#### Problem:
Omit images. Retype all entries verbatim.

#### Dataset:
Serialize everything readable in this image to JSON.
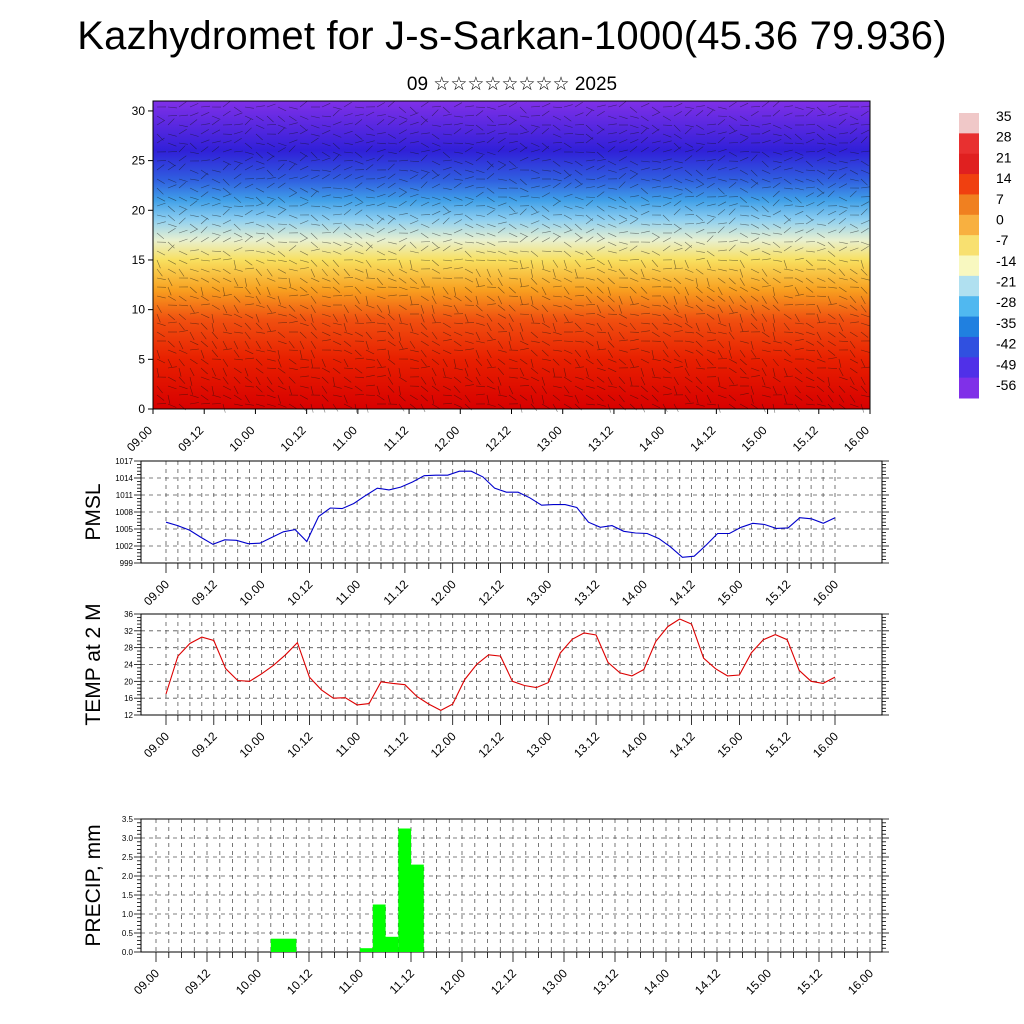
{
  "title": "Kazhydromet for J-s-Sarkan-1000(45.36 79.936)",
  "subtitle": "09 ☆☆☆☆☆☆☆☆ 2025",
  "colorbar": {
    "labels": [
      "35",
      "28",
      "21",
      "14",
      "7",
      "0",
      "-7",
      "-14",
      "-21",
      "-28",
      "-35",
      "-42",
      "-49",
      "-56"
    ],
    "colors": [
      "#f0c8c8",
      "#e83030",
      "#e02020",
      "#f04010",
      "#f08020",
      "#f8b040",
      "#f8e070",
      "#f8f8c0",
      "#b0e0f0",
      "#50b8f0",
      "#2080e0",
      "#3050e0",
      "#5030e8",
      "#8030e8"
    ]
  },
  "chart_data": [
    {
      "type": "heatmap",
      "name": "cross-section",
      "x_tick_labels": [
        "09.00",
        "09.12",
        "10.00",
        "10.12",
        "11.00",
        "11.12",
        "12.00",
        "12.12",
        "13.00",
        "13.12",
        "14.00",
        "14.12",
        "15.00",
        "15.12",
        "16.00"
      ],
      "y_tick_labels": [
        "0",
        "5",
        "10",
        "15",
        "20",
        "25",
        "30"
      ],
      "ylim": [
        0,
        31
      ],
      "color_stops": [
        {
          "y": 0,
          "color": "#d80000"
        },
        {
          "y": 5,
          "color": "#e82000"
        },
        {
          "y": 9,
          "color": "#f05010"
        },
        {
          "y": 12,
          "color": "#f8a020"
        },
        {
          "y": 15,
          "color": "#f8e060"
        },
        {
          "y": 17,
          "color": "#e8f0d0"
        },
        {
          "y": 19,
          "color": "#90d0f0"
        },
        {
          "y": 21,
          "color": "#40a0e8"
        },
        {
          "y": 23,
          "color": "#3060e0"
        },
        {
          "y": 26,
          "color": "#3020d8"
        },
        {
          "y": 31,
          "color": "#8030e8"
        }
      ]
    },
    {
      "type": "line",
      "ylabel": "PMSL",
      "ylim": [
        999,
        1017
      ],
      "y_ticks": [
        "999",
        "1002",
        "1005",
        "1008",
        "1011",
        "1014",
        "1017"
      ],
      "x_tick_labels": [
        "09.00",
        "09.12",
        "10.00",
        "10.12",
        "11.00",
        "11.12",
        "12.00",
        "12.12",
        "13.00",
        "13.12",
        "14.00",
        "14.12",
        "15.00",
        "15.12",
        "16.00"
      ],
      "color": "#0000cc",
      "values": [
        1006.2,
        1005.6,
        1004.8,
        1003.5,
        1002.3,
        1003.1,
        1003.0,
        1002.4,
        1002.5,
        1003.5,
        1004.5,
        1004.9,
        1002.8,
        1007.2,
        1008.7,
        1008.6,
        1009.5,
        1010.9,
        1012.2,
        1011.9,
        1012.4,
        1013.3,
        1014.4,
        1014.5,
        1014.5,
        1015.2,
        1015.2,
        1014.2,
        1012.2,
        1011.5,
        1011.5,
        1010.5,
        1009.2,
        1009.3,
        1009.3,
        1008.8,
        1006.2,
        1005.3,
        1005.6,
        1004.6,
        1004.3,
        1004.2,
        1003.3,
        1001.8,
        1000.0,
        1000.2,
        1002.1,
        1004.2,
        1004.2,
        1005.3,
        1006.0,
        1005.8,
        1005.1,
        1005.2,
        1007.0,
        1006.8,
        1006.0,
        1007.0
      ]
    },
    {
      "type": "line",
      "ylabel": "TEMP at 2 M",
      "ylim": [
        12,
        36
      ],
      "y_ticks": [
        "12",
        "16",
        "20",
        "24",
        "28",
        "32",
        "36"
      ],
      "x_tick_labels": [
        "09.00",
        "09.12",
        "10.00",
        "10.12",
        "11.00",
        "11.12",
        "12.00",
        "12.12",
        "13.00",
        "13.12",
        "14.00",
        "14.12",
        "15.00",
        "15.12",
        "16.00"
      ],
      "color": "#dd0000",
      "values": [
        17.0,
        26.0,
        29.0,
        30.5,
        29.7,
        23.0,
        20.2,
        20.0,
        21.8,
        23.8,
        26.3,
        29.2,
        21.0,
        18.0,
        16.0,
        16.1,
        14.4,
        14.7,
        19.9,
        19.5,
        19.2,
        16.4,
        14.6,
        13.1,
        14.6,
        20.4,
        24.0,
        26.3,
        26.0,
        20.0,
        19.0,
        18.5,
        19.7,
        26.7,
        30.0,
        31.5,
        31.0,
        24.5,
        22.0,
        21.3,
        22.8,
        29.5,
        33.0,
        34.8,
        33.6,
        25.5,
        23.0,
        21.3,
        21.5,
        26.8,
        29.9,
        31.1,
        29.9,
        22.6,
        20.0,
        19.5,
        21.0
      ]
    },
    {
      "type": "bar",
      "ylabel": "PRECIP, mm",
      "ylim": [
        0,
        3.5
      ],
      "y_ticks": [
        "0.0",
        "0.5",
        "1.0",
        "1.5",
        "2.0",
        "2.5",
        "3.0",
        "3.5"
      ],
      "x_tick_labels": [
        "09.00",
        "09.12",
        "10.00",
        "10.12",
        "11.00",
        "11.12",
        "12.00",
        "12.12",
        "13.00",
        "13.12",
        "14.00",
        "14.12",
        "15.00",
        "15.12",
        "16.00"
      ],
      "color": "#00ff00",
      "bars": [
        {
          "x": 10.125,
          "value": 0.35
        },
        {
          "x": 10.25,
          "value": 0.35
        },
        {
          "x": 11.0,
          "value": 0.1
        },
        {
          "x": 11.125,
          "value": 1.25
        },
        {
          "x": 11.25,
          "value": 0.4
        },
        {
          "x": 11.375,
          "value": 3.25
        },
        {
          "x": 11.5,
          "value": 2.3
        }
      ]
    }
  ]
}
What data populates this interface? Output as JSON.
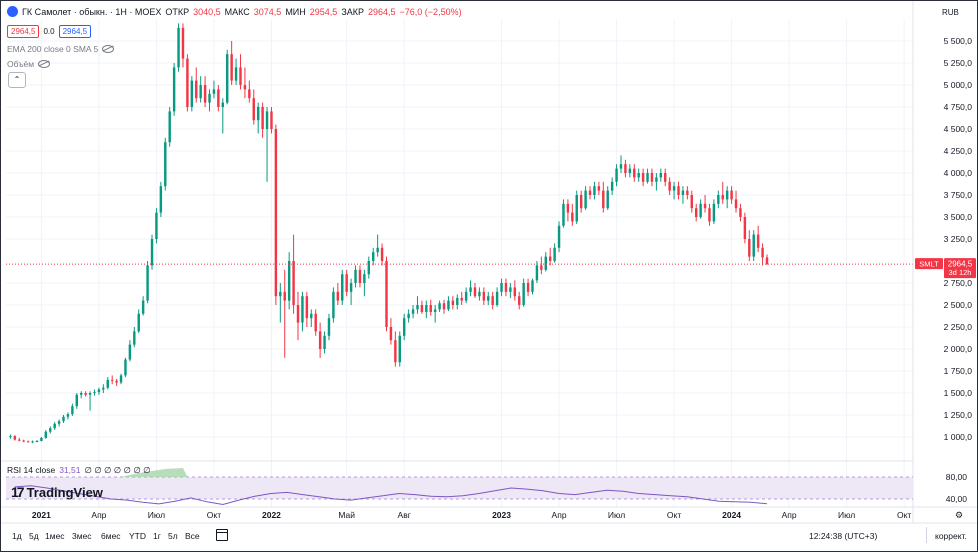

#### Response for this exercise:
Serialize everything readable in this image to JSON.
{
  "title": "Kazhydromet for J-s-Sarkan-1000(45.36 79.936)",
  "subtitle": "09 ☆☆☆☆☆☆☆☆ 2025",
  "colorbar": {
    "labels": [
      "35",
      "28",
      "21",
      "14",
      "7",
      "0",
      "-7",
      "-14",
      "-21",
      "-28",
      "-35",
      "-42",
      "-49",
      "-56"
    ],
    "colors": [
      "#f0c8c8",
      "#e83030",
      "#e02020",
      "#f04010",
      "#f08020",
      "#f8b040",
      "#f8e070",
      "#f8f8c0",
      "#b0e0f0",
      "#50b8f0",
      "#2080e0",
      "#3050e0",
      "#5030e8",
      "#8030e8"
    ]
  },
  "chart_data": [
    {
      "type": "heatmap",
      "name": "cross-section",
      "x_tick_labels": [
        "09.00",
        "09.12",
        "10.00",
        "10.12",
        "11.00",
        "11.12",
        "12.00",
        "12.12",
        "13.00",
        "13.12",
        "14.00",
        "14.12",
        "15.00",
        "15.12",
        "16.00"
      ],
      "y_tick_labels": [
        "0",
        "5",
        "10",
        "15",
        "20",
        "25",
        "30"
      ],
      "ylim": [
        0,
        31
      ],
      "color_stops": [
        {
          "y": 0,
          "color": "#d80000"
        },
        {
          "y": 5,
          "color": "#e82000"
        },
        {
          "y": 9,
          "color": "#f05010"
        },
        {
          "y": 12,
          "color": "#f8a020"
        },
        {
          "y": 15,
          "color": "#f8e060"
        },
        {
          "y": 17,
          "color": "#e8f0d0"
        },
        {
          "y": 19,
          "color": "#90d0f0"
        },
        {
          "y": 21,
          "color": "#40a0e8"
        },
        {
          "y": 23,
          "color": "#3060e0"
        },
        {
          "y": 26,
          "color": "#3020d8"
        },
        {
          "y": 31,
          "color": "#8030e8"
        }
      ]
    },
    {
      "type": "line",
      "ylabel": "PMSL",
      "ylim": [
        999,
        1017
      ],
      "y_ticks": [
        "999",
        "1002",
        "1005",
        "1008",
        "1011",
        "1014",
        "1017"
      ],
      "x_tick_labels": [
        "09.00",
        "09.12",
        "10.00",
        "10.12",
        "11.00",
        "11.12",
        "12.00",
        "12.12",
        "13.00",
        "13.12",
        "14.00",
        "14.12",
        "15.00",
        "15.12",
        "16.00"
      ],
      "color": "#0000cc",
      "values": [
        1006.2,
        1005.6,
        1004.8,
        1003.5,
        1002.3,
        1003.1,
        1003.0,
        1002.4,
        1002.5,
        1003.5,
        1004.5,
        1004.9,
        1002.8,
        1007.2,
        1008.7,
        1008.6,
        1009.5,
        1010.9,
        1012.2,
        1011.9,
        1012.4,
        1013.3,
        1014.4,
        1014.5,
        1014.5,
        1015.2,
        1015.2,
        1014.2,
        1012.2,
        1011.5,
        1011.5,
        1010.5,
        1009.2,
        1009.3,
        1009.3,
        1008.8,
        1006.2,
        1005.3,
        1005.6,
        1004.6,
        1004.3,
        1004.2,
        1003.3,
        1001.8,
        1000.0,
        1000.2,
        1002.1,
        1004.2,
        1004.2,
        1005.3,
        1006.0,
        1005.8,
        1005.1,
        1005.2,
        1007.0,
        1006.8,
        1006.0,
        1007.0
      ]
    },
    {
      "type": "line",
      "ylabel": "TEMP at 2 M",
      "ylim": [
        12,
        36
      ],
      "y_ticks": [
        "12",
        "16",
        "20",
        "24",
        "28",
        "32",
        "36"
      ],
      "x_tick_labels": [
        "09.00",
        "09.12",
        "10.00",
        "10.12",
        "11.00",
        "11.12",
        "12.00",
        "12.12",
        "13.00",
        "13.12",
        "14.00",
        "14.12",
        "15.00",
        "15.12",
        "16.00"
      ],
      "color": "#dd0000",
      "values": [
        17.0,
        26.0,
        29.0,
        30.5,
        29.7,
        23.0,
        20.2,
        20.0,
        21.8,
        23.8,
        26.3,
        29.2,
        21.0,
        18.0,
        16.0,
        16.1,
        14.4,
        14.7,
        19.9,
        19.5,
        19.2,
        16.4,
        14.6,
        13.1,
        14.6,
        20.4,
        24.0,
        26.3,
        26.0,
        20.0,
        19.0,
        18.5,
        19.7,
        26.7,
        30.0,
        31.5,
        31.0,
        24.5,
        22.0,
        21.3,
        22.8,
        29.5,
        33.0,
        34.8,
        33.6,
        25.5,
        23.0,
        21.3,
        21.5,
        26.8,
        29.9,
        31.1,
        29.9,
        22.6,
        20.0,
        19.5,
        21.0
      ]
    },
    {
      "type": "bar",
      "ylabel": "PRECIP, mm",
      "ylim": [
        0,
        3.5
      ],
      "y_ticks": [
        "0.0",
        "0.5",
        "1.0",
        "1.5",
        "2.0",
        "2.5",
        "3.0",
        "3.5"
      ],
      "x_tick_labels": [
        "09.00",
        "09.12",
        "10.00",
        "10.12",
        "11.00",
        "11.12",
        "12.00",
        "12.12",
        "13.00",
        "13.12",
        "14.00",
        "14.12",
        "15.00",
        "15.12",
        "16.00"
      ],
      "color": "#00ff00",
      "bars": [
        {
          "x": 10.125,
          "value": 0.35
        },
        {
          "x": 10.25,
          "value": 0.35
        },
        {
          "x": 11.0,
          "value": 0.1
        },
        {
          "x": 11.125,
          "value": 1.25
        },
        {
          "x": 11.25,
          "value": 0.4
        },
        {
          "x": 11.375,
          "value": 3.25
        },
        {
          "x": 11.5,
          "value": 2.3
        }
      ]
    }
  ]
}
What data populates this interface? Output as JSON.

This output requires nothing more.